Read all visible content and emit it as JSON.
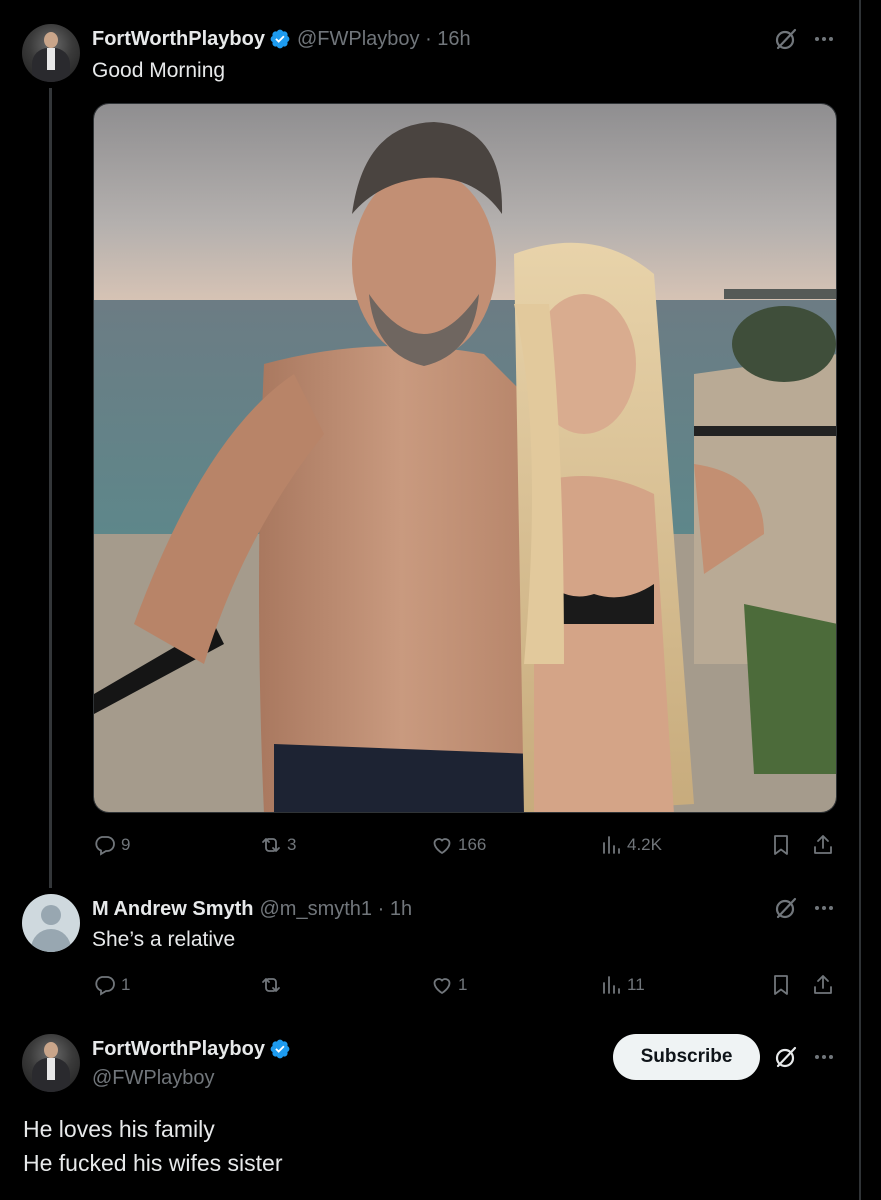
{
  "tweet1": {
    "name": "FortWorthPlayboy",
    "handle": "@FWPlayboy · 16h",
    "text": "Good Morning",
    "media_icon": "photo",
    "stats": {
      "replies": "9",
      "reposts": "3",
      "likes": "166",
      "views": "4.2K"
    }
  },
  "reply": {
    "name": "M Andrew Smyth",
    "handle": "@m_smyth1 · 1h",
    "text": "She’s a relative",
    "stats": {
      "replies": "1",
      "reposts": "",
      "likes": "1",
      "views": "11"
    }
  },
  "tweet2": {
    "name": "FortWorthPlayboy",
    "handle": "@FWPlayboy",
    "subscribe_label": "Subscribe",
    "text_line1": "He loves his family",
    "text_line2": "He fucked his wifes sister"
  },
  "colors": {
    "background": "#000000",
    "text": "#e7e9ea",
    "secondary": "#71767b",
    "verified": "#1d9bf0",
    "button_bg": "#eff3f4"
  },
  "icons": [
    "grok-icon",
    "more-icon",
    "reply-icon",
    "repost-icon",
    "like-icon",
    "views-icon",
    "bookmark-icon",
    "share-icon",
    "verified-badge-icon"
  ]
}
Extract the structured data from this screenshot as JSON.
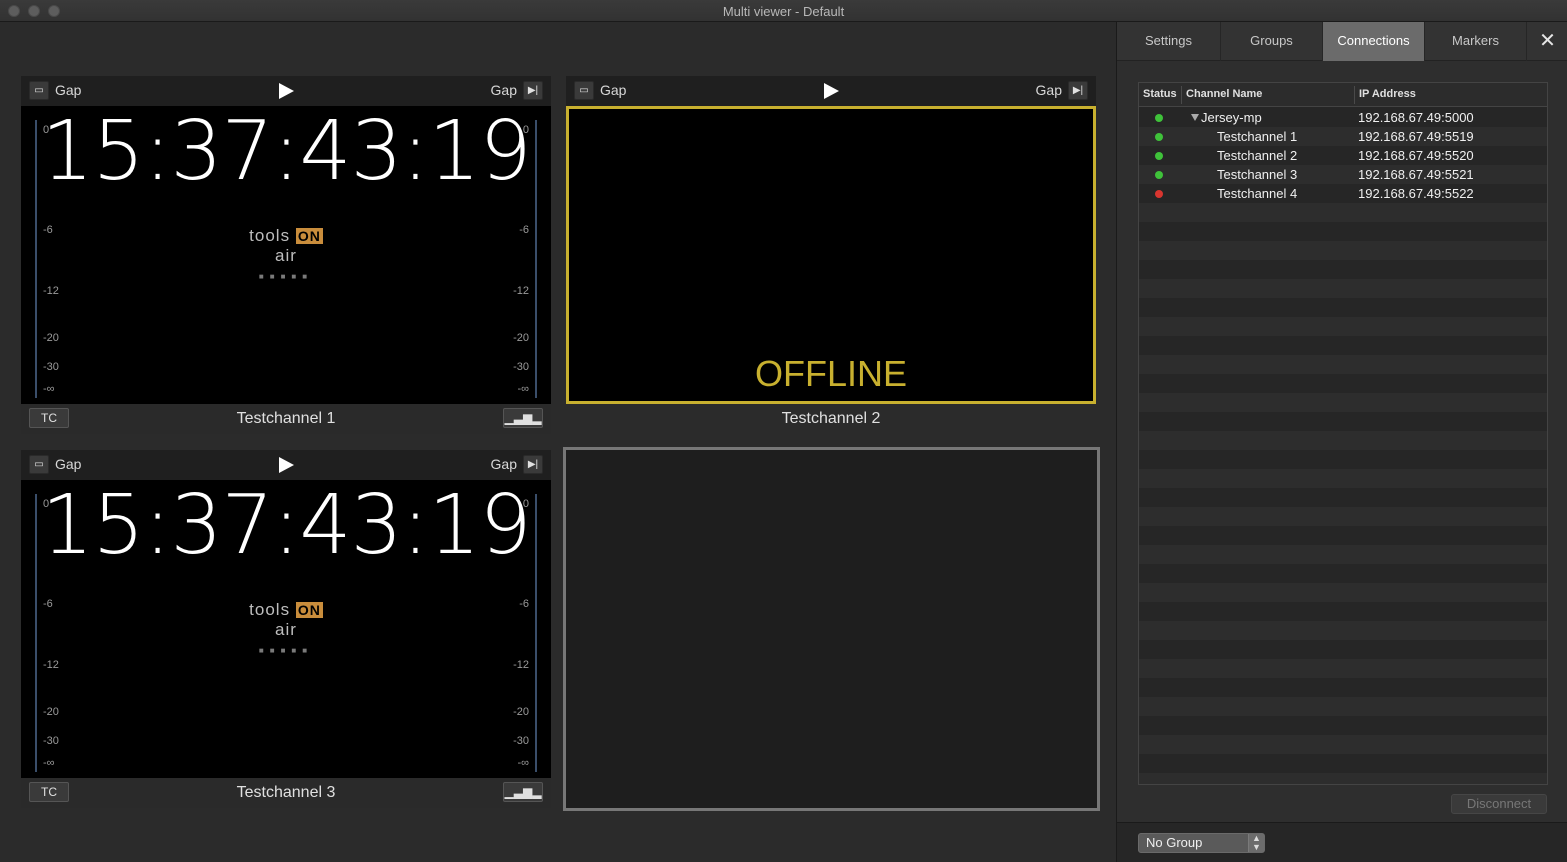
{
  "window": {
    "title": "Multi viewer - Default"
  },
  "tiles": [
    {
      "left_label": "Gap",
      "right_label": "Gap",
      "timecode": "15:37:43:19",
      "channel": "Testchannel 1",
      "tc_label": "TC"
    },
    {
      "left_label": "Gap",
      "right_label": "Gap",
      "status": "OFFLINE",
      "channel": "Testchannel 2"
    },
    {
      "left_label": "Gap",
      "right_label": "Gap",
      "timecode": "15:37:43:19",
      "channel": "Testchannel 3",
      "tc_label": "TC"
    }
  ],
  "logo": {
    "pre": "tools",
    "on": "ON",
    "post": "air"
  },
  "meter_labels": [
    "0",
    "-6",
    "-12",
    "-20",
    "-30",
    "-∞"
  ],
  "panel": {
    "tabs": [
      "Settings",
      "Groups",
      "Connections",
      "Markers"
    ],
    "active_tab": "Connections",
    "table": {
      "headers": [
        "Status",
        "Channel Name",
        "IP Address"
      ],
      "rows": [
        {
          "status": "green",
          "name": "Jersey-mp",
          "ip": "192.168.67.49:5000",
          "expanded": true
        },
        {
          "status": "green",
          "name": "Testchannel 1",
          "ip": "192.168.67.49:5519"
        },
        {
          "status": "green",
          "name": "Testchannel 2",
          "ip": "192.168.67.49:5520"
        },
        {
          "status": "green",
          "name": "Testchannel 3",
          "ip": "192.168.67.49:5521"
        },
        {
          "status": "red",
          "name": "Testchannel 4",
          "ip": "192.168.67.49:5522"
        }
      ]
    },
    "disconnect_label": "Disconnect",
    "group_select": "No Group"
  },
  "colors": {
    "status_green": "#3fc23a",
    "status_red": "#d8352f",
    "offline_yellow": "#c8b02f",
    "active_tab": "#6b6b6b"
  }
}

# [Task]
Leave every image out, and retype the material exactly.

# [Answer for the task]
Read all visible content and emit it as JSON.
{
  "tweet1": {
    "name": "FortWorthPlayboy",
    "handle": "@FWPlayboy · 16h",
    "text": "Good Morning",
    "media_icon": "photo",
    "stats": {
      "replies": "9",
      "reposts": "3",
      "likes": "166",
      "views": "4.2K"
    }
  },
  "reply": {
    "name": "M Andrew Smyth",
    "handle": "@m_smyth1 · 1h",
    "text": "She’s a relative",
    "stats": {
      "replies": "1",
      "reposts": "",
      "likes": "1",
      "views": "11"
    }
  },
  "tweet2": {
    "name": "FortWorthPlayboy",
    "handle": "@FWPlayboy",
    "subscribe_label": "Subscribe",
    "text_line1": "He loves his family",
    "text_line2": "He fucked his wifes sister"
  },
  "colors": {
    "background": "#000000",
    "text": "#e7e9ea",
    "secondary": "#71767b",
    "verified": "#1d9bf0",
    "button_bg": "#eff3f4"
  },
  "icons": [
    "grok-icon",
    "more-icon",
    "reply-icon",
    "repost-icon",
    "like-icon",
    "views-icon",
    "bookmark-icon",
    "share-icon",
    "verified-badge-icon"
  ]
}
Extract the structured data from this screenshot as JSON.
{
  "window": {
    "title": "Multi viewer - Default"
  },
  "tiles": [
    {
      "left_label": "Gap",
      "right_label": "Gap",
      "timecode": "15:37:43:19",
      "channel": "Testchannel 1",
      "tc_label": "TC"
    },
    {
      "left_label": "Gap",
      "right_label": "Gap",
      "status": "OFFLINE",
      "channel": "Testchannel 2"
    },
    {
      "left_label": "Gap",
      "right_label": "Gap",
      "timecode": "15:37:43:19",
      "channel": "Testchannel 3",
      "tc_label": "TC"
    }
  ],
  "logo": {
    "pre": "tools",
    "on": "ON",
    "post": "air"
  },
  "meter_labels": [
    "0",
    "-6",
    "-12",
    "-20",
    "-30",
    "-∞"
  ],
  "panel": {
    "tabs": [
      "Settings",
      "Groups",
      "Connections",
      "Markers"
    ],
    "active_tab": "Connections",
    "table": {
      "headers": [
        "Status",
        "Channel Name",
        "IP Address"
      ],
      "rows": [
        {
          "status": "green",
          "name": "Jersey-mp",
          "ip": "192.168.67.49:5000",
          "expanded": true
        },
        {
          "status": "green",
          "name": "Testchannel 1",
          "ip": "192.168.67.49:5519"
        },
        {
          "status": "green",
          "name": "Testchannel 2",
          "ip": "192.168.67.49:5520"
        },
        {
          "status": "green",
          "name": "Testchannel 3",
          "ip": "192.168.67.49:5521"
        },
        {
          "status": "red",
          "name": "Testchannel 4",
          "ip": "192.168.67.49:5522"
        }
      ]
    },
    "disconnect_label": "Disconnect",
    "group_select": "No Group"
  },
  "colors": {
    "status_green": "#3fc23a",
    "status_red": "#d8352f",
    "offline_yellow": "#c8b02f",
    "active_tab": "#6b6b6b"
  }
}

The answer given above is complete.